# Information given start

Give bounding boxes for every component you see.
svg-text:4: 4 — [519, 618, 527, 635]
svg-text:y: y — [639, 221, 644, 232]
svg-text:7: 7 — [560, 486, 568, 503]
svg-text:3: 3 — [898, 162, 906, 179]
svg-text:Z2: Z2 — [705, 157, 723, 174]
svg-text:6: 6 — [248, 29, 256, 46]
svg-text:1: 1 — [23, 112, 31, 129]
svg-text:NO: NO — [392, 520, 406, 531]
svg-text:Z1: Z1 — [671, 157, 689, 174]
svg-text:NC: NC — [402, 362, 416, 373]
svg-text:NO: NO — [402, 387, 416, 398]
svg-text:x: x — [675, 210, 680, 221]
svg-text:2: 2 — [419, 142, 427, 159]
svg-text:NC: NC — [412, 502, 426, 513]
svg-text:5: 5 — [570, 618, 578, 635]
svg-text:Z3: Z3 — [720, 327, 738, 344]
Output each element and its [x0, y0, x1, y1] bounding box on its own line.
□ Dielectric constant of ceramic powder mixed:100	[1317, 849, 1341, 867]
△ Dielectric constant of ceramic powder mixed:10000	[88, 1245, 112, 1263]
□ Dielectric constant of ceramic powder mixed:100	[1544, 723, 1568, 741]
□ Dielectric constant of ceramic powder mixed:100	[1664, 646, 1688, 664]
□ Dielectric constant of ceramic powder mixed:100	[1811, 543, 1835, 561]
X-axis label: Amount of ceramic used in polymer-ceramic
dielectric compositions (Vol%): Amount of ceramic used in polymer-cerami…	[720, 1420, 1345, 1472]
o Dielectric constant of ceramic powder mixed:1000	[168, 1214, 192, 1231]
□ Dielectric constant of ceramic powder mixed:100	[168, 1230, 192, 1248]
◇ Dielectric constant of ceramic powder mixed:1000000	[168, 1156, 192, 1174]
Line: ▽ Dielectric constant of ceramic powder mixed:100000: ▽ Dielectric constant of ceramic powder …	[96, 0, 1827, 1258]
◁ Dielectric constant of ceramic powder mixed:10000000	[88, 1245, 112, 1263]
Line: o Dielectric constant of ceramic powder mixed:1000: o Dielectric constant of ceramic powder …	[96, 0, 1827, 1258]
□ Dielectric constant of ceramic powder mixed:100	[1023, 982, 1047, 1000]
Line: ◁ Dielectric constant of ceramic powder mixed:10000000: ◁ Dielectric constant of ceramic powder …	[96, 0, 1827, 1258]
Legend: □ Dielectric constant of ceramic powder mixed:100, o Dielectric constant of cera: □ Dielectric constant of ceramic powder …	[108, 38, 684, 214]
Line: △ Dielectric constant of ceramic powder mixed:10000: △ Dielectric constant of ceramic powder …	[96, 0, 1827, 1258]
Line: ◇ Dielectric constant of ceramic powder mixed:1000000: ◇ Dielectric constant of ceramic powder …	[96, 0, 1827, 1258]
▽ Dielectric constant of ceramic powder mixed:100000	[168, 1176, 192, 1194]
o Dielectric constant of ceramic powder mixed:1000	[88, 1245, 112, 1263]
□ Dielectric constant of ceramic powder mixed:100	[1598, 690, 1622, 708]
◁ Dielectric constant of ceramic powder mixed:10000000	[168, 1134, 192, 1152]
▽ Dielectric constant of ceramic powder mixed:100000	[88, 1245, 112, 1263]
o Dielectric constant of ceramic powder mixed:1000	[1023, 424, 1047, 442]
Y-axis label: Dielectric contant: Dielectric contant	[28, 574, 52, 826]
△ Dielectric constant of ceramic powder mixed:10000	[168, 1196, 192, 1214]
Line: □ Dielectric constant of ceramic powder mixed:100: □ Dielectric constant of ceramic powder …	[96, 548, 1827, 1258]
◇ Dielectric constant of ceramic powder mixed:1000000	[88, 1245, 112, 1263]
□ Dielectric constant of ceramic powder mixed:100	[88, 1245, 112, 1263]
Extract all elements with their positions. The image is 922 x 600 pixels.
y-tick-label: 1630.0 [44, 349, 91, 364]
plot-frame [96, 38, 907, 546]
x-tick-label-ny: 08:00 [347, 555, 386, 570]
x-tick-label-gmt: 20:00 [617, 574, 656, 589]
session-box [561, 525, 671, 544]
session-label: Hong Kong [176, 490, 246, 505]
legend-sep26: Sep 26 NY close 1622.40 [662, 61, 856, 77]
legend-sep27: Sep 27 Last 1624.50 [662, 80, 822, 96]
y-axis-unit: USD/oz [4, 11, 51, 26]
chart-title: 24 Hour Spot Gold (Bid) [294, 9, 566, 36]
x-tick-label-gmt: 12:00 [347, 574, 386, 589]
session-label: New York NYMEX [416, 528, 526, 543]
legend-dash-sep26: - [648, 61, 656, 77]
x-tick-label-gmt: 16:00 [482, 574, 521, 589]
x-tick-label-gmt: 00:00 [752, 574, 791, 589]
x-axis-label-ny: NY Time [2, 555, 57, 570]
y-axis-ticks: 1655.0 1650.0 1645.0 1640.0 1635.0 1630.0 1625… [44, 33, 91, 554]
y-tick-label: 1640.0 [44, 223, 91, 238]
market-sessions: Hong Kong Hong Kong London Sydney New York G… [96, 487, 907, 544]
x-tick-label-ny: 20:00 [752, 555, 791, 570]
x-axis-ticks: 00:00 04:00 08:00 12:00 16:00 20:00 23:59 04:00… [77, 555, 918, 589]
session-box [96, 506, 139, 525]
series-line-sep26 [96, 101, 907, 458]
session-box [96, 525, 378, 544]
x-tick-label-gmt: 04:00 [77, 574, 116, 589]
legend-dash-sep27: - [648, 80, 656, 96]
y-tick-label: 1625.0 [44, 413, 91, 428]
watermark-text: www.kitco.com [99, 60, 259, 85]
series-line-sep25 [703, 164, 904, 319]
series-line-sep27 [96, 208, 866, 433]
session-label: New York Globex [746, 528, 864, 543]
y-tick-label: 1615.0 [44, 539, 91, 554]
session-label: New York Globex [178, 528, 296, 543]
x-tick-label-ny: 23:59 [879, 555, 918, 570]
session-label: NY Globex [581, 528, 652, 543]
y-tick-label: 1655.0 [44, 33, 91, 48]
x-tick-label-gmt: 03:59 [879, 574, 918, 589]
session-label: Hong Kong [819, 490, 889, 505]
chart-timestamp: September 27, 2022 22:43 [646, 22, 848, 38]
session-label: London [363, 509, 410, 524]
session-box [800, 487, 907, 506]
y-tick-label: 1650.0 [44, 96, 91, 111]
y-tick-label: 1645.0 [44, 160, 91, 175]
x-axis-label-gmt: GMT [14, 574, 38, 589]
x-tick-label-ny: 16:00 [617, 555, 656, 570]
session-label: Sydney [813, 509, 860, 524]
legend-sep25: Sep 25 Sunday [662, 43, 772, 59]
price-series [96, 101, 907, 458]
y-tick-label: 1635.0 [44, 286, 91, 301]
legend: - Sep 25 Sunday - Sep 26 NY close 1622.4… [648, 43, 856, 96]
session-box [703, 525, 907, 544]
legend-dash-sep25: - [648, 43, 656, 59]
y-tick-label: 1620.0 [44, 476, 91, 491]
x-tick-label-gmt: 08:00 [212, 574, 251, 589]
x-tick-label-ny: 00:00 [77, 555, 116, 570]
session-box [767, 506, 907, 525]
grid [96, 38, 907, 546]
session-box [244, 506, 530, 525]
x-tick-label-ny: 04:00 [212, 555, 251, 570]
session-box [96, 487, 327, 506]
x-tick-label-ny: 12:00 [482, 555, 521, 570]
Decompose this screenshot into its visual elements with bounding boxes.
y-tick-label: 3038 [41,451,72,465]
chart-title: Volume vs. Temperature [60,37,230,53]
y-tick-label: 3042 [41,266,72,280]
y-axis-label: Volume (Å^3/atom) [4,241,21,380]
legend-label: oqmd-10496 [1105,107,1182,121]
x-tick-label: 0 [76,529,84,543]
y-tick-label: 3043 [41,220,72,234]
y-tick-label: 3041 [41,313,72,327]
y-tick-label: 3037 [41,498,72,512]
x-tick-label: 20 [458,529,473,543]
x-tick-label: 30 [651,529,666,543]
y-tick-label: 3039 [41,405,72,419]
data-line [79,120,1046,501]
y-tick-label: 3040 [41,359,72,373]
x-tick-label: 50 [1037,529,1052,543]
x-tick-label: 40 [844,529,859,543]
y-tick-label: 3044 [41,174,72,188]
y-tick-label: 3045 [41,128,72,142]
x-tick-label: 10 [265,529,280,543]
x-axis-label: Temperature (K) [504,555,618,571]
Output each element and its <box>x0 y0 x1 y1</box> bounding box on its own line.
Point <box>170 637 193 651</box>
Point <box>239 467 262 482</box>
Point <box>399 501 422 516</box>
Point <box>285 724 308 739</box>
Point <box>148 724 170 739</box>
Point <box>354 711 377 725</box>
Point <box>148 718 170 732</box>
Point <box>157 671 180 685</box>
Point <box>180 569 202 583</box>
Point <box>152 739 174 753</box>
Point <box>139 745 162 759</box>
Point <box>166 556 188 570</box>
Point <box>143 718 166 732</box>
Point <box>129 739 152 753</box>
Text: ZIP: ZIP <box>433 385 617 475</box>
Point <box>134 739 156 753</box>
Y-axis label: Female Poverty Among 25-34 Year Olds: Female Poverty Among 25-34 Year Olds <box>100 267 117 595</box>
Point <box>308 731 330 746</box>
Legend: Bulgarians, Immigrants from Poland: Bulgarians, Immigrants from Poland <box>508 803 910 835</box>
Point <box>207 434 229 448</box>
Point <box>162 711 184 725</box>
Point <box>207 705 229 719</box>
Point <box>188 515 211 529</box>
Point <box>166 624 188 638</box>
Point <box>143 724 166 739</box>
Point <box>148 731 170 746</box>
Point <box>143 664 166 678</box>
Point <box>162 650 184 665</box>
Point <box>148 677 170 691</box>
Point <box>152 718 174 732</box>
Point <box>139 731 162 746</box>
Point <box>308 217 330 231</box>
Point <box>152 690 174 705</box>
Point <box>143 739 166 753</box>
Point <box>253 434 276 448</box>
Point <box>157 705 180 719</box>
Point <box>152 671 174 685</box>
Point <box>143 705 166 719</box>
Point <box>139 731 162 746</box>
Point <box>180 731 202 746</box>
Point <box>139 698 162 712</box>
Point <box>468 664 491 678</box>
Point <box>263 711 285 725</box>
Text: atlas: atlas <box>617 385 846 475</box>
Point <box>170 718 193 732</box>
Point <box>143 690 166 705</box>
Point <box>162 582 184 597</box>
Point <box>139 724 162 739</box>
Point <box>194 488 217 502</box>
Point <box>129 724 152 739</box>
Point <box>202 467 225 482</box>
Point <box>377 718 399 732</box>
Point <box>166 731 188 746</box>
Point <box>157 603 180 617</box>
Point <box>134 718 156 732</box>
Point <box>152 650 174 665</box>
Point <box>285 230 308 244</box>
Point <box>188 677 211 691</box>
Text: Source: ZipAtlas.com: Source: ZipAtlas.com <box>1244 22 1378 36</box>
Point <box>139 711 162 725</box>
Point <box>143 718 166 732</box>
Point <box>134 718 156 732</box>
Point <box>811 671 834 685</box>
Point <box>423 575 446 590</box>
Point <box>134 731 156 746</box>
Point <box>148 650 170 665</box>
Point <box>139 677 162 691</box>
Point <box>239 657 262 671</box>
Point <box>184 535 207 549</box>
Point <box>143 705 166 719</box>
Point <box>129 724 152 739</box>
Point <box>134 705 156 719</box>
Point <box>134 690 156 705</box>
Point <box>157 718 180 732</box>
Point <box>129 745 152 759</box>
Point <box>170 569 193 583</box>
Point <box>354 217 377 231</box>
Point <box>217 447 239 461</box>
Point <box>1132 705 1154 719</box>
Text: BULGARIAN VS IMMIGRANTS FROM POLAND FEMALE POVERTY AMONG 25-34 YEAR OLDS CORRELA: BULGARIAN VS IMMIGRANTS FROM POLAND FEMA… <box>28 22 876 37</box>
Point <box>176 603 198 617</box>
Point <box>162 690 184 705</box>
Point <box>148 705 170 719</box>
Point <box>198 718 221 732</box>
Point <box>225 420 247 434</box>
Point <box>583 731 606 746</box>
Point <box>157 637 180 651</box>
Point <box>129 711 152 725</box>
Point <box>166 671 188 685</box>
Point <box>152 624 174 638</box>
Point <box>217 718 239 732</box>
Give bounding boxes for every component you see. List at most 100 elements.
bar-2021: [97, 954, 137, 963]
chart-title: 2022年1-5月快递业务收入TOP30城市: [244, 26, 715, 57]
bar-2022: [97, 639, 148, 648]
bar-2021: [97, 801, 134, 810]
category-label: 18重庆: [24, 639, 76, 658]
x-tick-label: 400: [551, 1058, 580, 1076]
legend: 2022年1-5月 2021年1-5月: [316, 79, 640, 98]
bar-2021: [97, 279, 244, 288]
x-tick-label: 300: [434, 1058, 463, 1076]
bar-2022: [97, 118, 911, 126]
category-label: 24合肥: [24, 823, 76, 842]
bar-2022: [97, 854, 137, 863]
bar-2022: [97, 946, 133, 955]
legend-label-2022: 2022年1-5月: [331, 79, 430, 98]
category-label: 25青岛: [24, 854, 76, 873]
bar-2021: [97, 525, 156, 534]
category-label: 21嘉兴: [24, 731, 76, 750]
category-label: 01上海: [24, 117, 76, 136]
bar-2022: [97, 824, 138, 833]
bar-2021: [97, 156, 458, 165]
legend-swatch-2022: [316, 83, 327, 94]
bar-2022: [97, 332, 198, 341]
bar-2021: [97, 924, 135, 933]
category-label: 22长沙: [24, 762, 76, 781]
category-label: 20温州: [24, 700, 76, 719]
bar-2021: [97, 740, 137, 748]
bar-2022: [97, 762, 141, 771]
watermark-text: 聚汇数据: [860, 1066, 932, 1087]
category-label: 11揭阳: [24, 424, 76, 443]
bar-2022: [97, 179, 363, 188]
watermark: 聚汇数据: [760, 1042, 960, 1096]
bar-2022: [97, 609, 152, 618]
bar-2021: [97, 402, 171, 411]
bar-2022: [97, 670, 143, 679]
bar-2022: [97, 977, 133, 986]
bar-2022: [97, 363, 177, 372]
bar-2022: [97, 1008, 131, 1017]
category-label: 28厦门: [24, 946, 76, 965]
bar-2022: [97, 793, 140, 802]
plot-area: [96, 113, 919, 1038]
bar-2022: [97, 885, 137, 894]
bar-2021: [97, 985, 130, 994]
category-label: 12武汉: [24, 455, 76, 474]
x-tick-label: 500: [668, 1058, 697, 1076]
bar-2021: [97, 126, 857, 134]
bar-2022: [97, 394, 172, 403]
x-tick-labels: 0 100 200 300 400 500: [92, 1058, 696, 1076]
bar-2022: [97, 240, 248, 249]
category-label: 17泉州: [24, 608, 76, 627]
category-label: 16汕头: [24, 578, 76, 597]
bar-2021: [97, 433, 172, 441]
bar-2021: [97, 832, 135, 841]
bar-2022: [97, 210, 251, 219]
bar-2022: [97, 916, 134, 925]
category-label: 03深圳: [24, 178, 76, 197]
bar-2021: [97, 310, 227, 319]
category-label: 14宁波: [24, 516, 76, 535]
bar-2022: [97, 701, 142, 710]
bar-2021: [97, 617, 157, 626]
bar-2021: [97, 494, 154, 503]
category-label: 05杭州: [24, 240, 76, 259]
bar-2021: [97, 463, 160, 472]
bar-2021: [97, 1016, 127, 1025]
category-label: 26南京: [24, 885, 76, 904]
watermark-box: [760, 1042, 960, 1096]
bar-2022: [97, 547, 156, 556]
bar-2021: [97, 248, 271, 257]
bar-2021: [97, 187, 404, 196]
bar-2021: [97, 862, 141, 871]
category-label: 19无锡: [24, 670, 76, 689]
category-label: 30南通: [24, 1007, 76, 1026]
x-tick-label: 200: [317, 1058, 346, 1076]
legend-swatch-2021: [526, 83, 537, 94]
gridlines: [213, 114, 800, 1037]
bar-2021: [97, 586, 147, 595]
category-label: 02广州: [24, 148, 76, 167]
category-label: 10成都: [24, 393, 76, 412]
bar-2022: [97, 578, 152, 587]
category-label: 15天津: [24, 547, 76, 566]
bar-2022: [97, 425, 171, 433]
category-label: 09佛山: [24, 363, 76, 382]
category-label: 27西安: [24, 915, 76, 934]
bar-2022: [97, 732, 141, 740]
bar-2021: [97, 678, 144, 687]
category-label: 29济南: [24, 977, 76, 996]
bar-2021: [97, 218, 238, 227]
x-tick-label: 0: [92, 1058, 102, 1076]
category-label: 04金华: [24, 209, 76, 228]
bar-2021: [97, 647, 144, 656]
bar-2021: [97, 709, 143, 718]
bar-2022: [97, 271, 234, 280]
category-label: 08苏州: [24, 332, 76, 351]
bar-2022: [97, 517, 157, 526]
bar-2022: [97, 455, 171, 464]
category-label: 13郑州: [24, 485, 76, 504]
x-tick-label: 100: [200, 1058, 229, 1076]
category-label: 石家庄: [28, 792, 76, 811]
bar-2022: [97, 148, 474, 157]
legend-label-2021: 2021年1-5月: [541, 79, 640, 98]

# Information given end

== Aim of the exercise ==
Starting at the first line of the rows, write out again word for word every line through the one containing "svg-text:Z3: Z3 — [720, 327, 738, 344]", with both ends included.

== The reply ==
Give bounding boxes for every component you see.
svg-text:4: 4 — [519, 618, 527, 635]
svg-text:y: y — [639, 221, 644, 232]
svg-text:7: 7 — [560, 486, 568, 503]
svg-text:3: 3 — [898, 162, 906, 179]
svg-text:Z2: Z2 — [705, 157, 723, 174]
svg-text:6: 6 — [248, 29, 256, 46]
svg-text:1: 1 — [23, 112, 31, 129]
svg-text:NO: NO — [392, 520, 406, 531]
svg-text:Z1: Z1 — [671, 157, 689, 174]
svg-text:NC: NC — [402, 362, 416, 373]
svg-text:NO: NO — [402, 387, 416, 398]
svg-text:x: x — [675, 210, 680, 221]
svg-text:2: 2 — [419, 142, 427, 159]
svg-text:NC: NC — [412, 502, 426, 513]
svg-text:5: 5 — [570, 618, 578, 635]
svg-text:Z3: Z3 — [720, 327, 738, 344]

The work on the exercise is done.